◆ **Stated problem**
Every record should be repeated exactly, except that pictures are left out.

◆ **Data for this exercise**

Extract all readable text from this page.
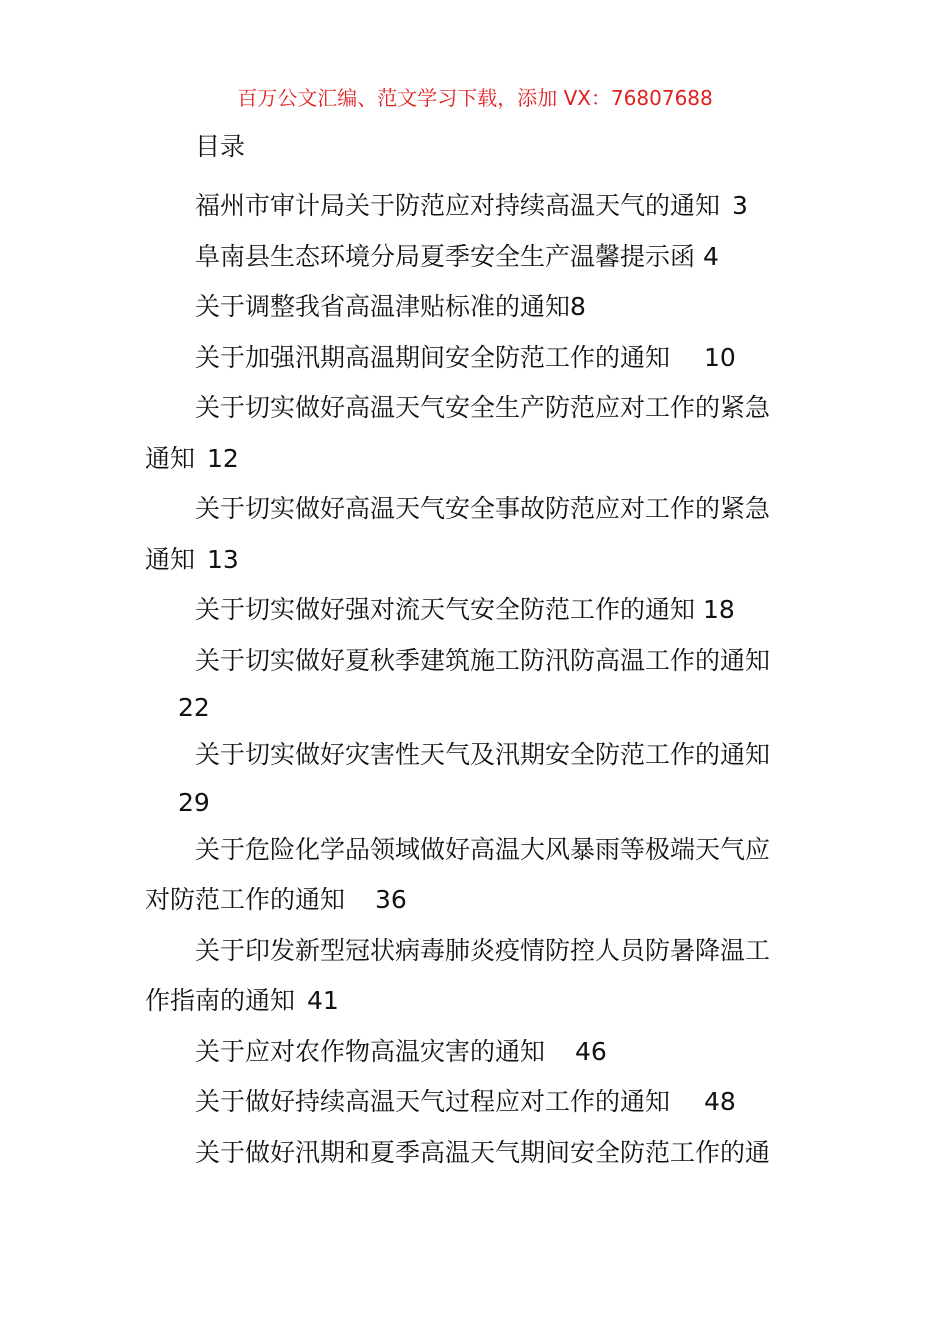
百万公文汇编、范文学习下载，添加 VX：76807688
目录
福州市审计局关于防范应对持续高温天气的通知 3
阜南县生态环境分局夏季安全生产温馨提示函 4
关于调整我省高温津贴标准的通知8
关于加强汛期高温期间安全防范工作的通知 10
关于切实做好高温天气安全生产防范应对工作的紧急
通知 12
关于切实做好高温天气安全事故防范应对工作的紧急
通知 13
关于切实做好强对流天气安全防范工作的通知 18
关于切实做好夏秋季建筑施工防汛防高温工作的通知
22
关于切实做好灾害性天气及汛期安全防范工作的通知
29
关于危险化学品领域做好高温大风暴雨等极端天气应
对防范工作的通知 36
关于印发新型冠状病毒肺炎疫情防控人员防暑降温工
作指南的通知 41
关于应对农作物高温灾害的通知 46
关于做好持续高温天气过程应对工作的通知 48
关于做好汛期和夏季高温天气期间安全防范工作的通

◆ **Answer**
Extract all readable text from this page.
百万公文汇编、范文学习下载，添加 VX：76807688
目录
福州市审计局关于防范应对持续高温天气的通知 3
阜南县生态环境分局夏季安全生产温馨提示函 4
关于调整我省高温津贴标准的通知8
关于加强汛期高温期间安全防范工作的通知 10
关于切实做好高温天气安全生产防范应对工作的紧急
通知 12
关于切实做好高温天气安全事故防范应对工作的紧急
通知 13
关于切实做好强对流天气安全防范工作的通知 18
关于切实做好夏秋季建筑施工防汛防高温工作的通知
22
关于切实做好灾害性天气及汛期安全防范工作的通知
29
关于危险化学品领域做好高温大风暴雨等极端天气应
对防范工作的通知 36
关于印发新型冠状病毒肺炎疫情防控人员防暑降温工
作指南的通知 41
关于应对农作物高温灾害的通知 46
关于做好持续高温天气过程应对工作的通知 48
关于做好汛期和夏季高温天气期间安全防范工作的通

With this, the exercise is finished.